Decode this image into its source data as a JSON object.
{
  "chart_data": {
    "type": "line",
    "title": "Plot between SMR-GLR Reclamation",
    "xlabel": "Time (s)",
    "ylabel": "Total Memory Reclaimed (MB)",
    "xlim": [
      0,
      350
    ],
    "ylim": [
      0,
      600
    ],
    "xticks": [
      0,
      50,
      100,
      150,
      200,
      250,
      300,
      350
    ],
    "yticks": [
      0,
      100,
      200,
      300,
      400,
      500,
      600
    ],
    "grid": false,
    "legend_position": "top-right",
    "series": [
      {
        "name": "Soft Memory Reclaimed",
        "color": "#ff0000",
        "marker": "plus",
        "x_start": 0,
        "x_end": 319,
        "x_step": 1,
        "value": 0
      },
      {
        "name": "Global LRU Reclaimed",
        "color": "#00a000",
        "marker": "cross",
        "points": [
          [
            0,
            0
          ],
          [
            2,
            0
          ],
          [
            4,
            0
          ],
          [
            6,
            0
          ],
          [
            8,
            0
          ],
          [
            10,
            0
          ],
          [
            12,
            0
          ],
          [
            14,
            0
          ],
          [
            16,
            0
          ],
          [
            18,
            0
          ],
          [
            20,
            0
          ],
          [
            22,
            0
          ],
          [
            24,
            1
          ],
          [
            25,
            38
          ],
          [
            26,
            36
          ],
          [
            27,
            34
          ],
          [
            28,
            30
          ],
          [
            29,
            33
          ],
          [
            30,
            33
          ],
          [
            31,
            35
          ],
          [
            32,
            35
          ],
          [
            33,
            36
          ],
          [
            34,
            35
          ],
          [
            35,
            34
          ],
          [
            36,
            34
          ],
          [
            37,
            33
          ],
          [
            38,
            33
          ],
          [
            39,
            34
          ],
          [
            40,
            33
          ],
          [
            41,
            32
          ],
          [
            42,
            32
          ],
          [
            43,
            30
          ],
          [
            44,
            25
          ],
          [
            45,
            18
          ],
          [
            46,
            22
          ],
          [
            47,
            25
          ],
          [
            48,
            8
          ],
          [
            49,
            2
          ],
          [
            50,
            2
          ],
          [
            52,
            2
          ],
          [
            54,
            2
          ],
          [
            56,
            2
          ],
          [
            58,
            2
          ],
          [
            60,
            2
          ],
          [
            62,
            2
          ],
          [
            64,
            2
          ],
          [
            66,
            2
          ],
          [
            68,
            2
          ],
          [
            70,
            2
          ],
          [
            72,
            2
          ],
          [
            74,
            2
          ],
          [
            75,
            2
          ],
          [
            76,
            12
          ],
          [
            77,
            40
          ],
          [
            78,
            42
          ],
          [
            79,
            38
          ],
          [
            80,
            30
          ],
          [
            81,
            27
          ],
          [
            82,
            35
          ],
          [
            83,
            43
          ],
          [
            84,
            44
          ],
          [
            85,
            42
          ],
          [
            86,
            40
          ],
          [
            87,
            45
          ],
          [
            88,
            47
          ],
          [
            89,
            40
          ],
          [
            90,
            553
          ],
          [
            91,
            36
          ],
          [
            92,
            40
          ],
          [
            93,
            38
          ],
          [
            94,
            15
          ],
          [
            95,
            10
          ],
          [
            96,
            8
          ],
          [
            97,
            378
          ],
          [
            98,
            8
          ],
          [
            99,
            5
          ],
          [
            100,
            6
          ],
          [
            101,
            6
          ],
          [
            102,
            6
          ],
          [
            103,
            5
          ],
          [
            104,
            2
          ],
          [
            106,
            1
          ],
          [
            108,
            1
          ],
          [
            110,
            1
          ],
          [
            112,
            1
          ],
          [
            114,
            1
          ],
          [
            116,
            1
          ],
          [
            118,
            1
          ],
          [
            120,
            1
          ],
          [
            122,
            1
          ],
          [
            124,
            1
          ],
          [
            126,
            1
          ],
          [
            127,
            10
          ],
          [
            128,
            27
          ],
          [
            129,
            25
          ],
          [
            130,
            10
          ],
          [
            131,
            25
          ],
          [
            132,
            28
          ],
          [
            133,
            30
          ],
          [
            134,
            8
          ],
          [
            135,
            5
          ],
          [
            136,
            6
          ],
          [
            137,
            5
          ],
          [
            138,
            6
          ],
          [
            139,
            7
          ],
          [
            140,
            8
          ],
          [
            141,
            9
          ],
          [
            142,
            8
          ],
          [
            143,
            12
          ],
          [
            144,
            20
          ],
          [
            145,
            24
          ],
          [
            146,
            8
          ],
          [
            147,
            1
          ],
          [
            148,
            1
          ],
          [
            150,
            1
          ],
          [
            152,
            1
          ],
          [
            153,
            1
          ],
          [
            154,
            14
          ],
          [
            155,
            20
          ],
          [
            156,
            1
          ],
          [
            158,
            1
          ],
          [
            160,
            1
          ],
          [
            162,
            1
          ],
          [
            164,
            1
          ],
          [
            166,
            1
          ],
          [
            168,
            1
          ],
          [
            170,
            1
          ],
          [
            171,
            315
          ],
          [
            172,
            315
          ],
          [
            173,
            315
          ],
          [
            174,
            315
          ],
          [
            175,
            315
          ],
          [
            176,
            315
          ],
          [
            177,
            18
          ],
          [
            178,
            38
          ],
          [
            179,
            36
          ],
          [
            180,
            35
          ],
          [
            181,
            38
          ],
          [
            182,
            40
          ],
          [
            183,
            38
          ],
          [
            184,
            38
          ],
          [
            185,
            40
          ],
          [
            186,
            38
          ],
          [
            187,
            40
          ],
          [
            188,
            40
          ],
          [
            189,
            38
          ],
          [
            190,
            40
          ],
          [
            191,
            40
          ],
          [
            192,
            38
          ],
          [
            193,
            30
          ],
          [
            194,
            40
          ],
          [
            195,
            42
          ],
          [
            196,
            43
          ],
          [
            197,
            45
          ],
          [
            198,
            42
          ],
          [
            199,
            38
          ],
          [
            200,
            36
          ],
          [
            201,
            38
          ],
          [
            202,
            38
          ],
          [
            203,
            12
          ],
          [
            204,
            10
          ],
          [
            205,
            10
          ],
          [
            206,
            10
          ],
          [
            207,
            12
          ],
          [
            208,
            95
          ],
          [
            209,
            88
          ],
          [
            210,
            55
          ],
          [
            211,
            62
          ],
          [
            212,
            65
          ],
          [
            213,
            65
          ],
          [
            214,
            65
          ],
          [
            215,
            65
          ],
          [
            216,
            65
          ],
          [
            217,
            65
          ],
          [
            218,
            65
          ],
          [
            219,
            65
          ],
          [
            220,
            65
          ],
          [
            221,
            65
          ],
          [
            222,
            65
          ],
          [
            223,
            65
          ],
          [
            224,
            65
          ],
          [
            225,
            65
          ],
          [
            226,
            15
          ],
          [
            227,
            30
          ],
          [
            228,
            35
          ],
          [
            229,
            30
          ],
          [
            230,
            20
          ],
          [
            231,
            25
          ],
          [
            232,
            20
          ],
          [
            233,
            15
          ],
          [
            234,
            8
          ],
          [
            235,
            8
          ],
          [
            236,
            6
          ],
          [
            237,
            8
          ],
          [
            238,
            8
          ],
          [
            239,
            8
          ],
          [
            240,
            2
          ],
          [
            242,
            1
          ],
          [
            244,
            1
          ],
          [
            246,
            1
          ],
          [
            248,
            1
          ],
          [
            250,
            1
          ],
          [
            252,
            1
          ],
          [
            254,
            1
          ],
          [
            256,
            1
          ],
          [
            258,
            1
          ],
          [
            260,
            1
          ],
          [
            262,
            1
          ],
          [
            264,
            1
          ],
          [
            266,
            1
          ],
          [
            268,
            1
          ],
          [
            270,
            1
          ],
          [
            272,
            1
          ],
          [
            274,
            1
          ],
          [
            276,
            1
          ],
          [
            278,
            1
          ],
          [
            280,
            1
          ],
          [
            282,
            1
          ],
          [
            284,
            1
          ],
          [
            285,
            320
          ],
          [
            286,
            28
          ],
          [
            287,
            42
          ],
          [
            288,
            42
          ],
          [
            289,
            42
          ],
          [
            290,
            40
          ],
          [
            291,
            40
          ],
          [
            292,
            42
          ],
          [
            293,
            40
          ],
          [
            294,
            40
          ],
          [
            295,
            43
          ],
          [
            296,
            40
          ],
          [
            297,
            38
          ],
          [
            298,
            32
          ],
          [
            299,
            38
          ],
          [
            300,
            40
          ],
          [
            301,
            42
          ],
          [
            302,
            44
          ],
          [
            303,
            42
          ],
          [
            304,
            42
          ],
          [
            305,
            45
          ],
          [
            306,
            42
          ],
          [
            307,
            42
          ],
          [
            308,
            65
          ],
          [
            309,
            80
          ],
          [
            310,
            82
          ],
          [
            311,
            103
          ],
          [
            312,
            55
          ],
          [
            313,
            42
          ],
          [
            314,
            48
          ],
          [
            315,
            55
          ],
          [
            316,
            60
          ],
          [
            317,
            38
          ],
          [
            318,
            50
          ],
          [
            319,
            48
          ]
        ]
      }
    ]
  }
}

— AIM OF THE TASK —
Select and copy every line from the records that includes the word "Reclaimed".

— RESULT —
    "ylabel": "Total Memory Reclaimed (MB)",
        "name": "Soft Memory Reclaimed",
        "name": "Global LRU Reclaimed",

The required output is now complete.